WHAT YOU WILL DO
Identify each line below containing the string "Test" and copy it.

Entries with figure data
--
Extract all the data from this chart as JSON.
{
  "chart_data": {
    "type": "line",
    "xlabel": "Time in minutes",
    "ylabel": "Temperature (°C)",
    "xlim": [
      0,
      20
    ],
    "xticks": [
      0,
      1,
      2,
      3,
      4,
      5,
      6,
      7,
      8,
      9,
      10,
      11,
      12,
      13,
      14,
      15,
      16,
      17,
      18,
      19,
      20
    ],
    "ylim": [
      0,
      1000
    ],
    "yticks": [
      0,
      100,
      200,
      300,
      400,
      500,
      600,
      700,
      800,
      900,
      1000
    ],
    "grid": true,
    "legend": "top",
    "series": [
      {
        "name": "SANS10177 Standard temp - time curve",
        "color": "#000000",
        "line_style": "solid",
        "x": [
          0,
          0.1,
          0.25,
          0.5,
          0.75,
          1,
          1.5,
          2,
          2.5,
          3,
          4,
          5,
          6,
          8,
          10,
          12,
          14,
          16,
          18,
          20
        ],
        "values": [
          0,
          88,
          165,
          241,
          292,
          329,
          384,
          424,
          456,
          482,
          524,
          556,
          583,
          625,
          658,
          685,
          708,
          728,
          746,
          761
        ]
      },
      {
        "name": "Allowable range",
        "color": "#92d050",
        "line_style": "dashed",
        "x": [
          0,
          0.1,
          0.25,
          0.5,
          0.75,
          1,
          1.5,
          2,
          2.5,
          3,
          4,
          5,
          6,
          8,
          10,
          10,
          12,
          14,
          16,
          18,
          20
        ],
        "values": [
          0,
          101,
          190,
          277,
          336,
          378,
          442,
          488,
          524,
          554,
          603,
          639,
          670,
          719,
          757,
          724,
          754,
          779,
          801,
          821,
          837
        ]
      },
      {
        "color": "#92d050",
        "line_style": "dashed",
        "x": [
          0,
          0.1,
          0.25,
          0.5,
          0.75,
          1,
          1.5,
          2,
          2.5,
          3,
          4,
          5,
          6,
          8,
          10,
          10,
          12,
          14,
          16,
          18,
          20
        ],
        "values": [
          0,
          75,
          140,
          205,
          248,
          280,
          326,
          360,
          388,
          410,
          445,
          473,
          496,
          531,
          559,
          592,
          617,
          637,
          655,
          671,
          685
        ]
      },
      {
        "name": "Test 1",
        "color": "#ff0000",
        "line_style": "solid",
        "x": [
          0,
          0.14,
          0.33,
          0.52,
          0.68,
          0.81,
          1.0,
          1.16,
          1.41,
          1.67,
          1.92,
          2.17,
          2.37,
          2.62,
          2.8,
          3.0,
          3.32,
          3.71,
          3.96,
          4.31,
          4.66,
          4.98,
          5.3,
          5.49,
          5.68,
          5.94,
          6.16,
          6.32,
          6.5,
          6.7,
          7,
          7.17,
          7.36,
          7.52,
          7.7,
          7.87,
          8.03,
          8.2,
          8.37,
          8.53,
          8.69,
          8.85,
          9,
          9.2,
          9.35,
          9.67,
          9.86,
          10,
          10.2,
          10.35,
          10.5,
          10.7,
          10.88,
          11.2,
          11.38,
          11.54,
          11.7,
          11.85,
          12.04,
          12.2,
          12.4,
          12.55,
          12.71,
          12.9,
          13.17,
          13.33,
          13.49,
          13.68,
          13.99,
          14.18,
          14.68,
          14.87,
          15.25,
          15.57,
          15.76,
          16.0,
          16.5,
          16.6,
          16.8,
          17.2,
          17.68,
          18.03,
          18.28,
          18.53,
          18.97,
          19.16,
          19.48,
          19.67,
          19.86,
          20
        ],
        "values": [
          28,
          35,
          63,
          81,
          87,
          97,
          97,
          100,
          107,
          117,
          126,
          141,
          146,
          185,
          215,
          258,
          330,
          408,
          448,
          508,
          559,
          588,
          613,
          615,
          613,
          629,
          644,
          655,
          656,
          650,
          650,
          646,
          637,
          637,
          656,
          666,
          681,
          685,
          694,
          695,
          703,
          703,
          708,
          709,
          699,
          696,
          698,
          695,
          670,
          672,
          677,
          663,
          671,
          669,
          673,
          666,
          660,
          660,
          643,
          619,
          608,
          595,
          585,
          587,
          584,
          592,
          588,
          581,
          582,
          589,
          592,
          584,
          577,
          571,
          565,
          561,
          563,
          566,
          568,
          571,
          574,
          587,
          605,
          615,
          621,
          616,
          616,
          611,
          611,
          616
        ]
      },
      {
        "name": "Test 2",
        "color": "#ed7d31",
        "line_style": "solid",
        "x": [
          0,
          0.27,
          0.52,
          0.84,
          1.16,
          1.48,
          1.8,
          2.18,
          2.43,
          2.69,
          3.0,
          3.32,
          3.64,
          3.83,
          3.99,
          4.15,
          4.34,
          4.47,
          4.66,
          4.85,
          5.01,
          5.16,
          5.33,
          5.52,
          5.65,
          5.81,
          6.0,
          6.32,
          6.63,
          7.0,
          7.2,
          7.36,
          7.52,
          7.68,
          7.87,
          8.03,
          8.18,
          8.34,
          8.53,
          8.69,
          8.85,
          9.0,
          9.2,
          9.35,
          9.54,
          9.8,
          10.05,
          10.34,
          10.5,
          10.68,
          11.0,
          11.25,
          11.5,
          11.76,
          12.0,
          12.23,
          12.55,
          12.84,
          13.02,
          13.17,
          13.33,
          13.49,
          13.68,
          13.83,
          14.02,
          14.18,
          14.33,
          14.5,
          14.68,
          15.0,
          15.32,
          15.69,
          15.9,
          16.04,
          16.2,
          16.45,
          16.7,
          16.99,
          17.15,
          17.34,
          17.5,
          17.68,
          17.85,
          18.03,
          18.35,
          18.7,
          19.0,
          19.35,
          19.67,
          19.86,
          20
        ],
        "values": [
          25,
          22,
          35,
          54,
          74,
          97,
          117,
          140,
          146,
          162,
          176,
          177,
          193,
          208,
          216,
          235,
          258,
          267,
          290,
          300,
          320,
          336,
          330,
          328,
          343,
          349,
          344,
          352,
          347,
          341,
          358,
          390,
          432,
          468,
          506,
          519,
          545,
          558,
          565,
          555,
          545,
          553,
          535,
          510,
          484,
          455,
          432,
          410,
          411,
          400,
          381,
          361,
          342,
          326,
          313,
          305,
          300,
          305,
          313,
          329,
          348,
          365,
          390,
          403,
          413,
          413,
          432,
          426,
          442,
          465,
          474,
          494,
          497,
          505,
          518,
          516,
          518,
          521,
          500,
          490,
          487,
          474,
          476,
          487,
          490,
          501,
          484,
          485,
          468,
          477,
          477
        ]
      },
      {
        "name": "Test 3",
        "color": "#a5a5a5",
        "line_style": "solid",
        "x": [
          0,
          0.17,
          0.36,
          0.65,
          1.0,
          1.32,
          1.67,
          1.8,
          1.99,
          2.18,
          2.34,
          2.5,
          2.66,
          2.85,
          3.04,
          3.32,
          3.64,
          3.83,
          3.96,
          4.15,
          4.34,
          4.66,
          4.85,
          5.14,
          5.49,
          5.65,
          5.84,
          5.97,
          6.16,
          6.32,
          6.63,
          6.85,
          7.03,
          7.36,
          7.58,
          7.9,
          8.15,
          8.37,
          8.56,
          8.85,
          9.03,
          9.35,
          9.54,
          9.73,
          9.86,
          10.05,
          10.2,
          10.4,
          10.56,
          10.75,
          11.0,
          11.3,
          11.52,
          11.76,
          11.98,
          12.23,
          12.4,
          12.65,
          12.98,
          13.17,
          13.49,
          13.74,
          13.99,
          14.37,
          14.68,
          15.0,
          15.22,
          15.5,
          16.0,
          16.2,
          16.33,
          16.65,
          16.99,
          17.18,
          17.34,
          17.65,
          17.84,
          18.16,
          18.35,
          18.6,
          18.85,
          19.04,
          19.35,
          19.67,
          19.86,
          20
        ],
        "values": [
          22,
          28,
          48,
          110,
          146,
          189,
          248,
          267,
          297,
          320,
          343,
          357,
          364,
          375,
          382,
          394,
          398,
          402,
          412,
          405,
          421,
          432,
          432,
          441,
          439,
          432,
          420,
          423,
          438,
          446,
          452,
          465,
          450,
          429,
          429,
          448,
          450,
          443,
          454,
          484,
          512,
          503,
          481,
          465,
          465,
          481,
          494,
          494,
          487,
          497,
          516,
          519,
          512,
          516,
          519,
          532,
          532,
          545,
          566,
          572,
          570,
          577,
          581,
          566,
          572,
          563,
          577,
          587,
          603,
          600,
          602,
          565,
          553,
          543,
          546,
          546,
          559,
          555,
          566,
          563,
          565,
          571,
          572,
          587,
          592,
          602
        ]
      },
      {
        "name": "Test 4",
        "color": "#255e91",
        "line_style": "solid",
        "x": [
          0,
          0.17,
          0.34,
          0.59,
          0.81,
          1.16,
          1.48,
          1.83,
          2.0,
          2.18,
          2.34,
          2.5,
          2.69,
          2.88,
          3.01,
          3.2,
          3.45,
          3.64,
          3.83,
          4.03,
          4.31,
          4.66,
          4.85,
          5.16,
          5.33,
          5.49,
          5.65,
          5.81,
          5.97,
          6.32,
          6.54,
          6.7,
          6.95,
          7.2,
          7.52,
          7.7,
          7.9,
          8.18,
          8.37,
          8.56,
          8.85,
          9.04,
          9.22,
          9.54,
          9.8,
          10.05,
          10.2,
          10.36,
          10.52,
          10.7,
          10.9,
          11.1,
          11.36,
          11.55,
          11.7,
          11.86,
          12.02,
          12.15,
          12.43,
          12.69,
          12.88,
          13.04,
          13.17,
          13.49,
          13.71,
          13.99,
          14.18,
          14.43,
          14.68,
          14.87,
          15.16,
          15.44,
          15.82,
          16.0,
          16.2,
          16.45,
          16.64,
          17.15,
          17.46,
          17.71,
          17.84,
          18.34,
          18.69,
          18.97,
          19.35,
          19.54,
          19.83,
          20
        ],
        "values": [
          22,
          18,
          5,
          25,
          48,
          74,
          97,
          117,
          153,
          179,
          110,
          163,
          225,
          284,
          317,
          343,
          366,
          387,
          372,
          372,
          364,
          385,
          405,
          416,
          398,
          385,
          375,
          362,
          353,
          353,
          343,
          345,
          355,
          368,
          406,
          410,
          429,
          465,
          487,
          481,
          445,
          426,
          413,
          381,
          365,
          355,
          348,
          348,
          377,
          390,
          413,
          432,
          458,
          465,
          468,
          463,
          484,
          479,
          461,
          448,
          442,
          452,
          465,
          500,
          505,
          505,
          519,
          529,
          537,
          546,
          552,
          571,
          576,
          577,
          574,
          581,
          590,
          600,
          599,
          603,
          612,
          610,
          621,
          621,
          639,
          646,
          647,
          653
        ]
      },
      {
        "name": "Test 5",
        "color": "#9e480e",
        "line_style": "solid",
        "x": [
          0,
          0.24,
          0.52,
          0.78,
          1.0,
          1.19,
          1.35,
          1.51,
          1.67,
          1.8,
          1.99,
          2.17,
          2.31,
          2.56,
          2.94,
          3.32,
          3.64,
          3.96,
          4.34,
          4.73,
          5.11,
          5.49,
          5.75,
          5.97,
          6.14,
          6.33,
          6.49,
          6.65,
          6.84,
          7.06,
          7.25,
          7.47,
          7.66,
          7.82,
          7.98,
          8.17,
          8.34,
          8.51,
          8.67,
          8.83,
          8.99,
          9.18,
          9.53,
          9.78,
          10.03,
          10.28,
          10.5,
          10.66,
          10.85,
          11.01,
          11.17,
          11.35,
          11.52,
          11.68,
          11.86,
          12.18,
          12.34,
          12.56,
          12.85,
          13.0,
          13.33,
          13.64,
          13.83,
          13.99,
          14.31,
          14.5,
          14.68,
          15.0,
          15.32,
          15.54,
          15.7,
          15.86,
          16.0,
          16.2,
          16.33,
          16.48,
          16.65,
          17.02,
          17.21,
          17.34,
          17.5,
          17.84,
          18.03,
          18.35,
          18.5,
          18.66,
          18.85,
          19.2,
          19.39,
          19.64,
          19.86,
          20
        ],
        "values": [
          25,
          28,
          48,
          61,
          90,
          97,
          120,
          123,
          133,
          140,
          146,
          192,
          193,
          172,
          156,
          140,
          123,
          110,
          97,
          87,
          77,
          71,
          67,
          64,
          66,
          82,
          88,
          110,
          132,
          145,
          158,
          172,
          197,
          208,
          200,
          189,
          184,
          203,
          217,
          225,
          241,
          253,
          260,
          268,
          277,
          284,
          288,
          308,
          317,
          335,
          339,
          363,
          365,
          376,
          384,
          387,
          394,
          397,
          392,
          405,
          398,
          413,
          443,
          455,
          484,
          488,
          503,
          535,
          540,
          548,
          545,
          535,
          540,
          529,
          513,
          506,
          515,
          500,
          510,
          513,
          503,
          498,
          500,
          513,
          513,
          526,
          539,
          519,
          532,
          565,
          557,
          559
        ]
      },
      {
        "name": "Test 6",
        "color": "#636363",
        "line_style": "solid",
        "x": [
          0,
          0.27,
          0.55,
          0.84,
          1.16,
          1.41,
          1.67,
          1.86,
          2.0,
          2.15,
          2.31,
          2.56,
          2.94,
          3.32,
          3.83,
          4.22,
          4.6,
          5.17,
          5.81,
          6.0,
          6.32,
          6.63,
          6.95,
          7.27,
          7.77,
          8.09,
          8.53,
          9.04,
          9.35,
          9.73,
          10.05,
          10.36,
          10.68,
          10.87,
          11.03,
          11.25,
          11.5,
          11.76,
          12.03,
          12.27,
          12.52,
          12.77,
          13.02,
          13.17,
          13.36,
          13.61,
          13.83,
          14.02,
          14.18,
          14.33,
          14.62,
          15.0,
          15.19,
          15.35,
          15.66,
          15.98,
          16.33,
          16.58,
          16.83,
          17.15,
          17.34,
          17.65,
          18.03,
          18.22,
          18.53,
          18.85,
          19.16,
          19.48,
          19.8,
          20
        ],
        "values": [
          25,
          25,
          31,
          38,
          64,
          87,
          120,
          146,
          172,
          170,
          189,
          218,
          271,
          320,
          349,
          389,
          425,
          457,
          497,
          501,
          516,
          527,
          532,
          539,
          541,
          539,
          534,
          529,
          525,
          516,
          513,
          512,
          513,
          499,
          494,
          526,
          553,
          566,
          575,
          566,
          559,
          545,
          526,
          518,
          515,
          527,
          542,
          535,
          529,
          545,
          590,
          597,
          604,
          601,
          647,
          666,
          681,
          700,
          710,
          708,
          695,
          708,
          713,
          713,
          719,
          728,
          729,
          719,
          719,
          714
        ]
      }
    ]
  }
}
--
RESULT FOR THIS TASK
        "name": "Test 1",
        "name": "Test 2",
        "name": "Test 3",
        "name": "Test 4",
        "name": "Test 5",
        "name": "Test 6",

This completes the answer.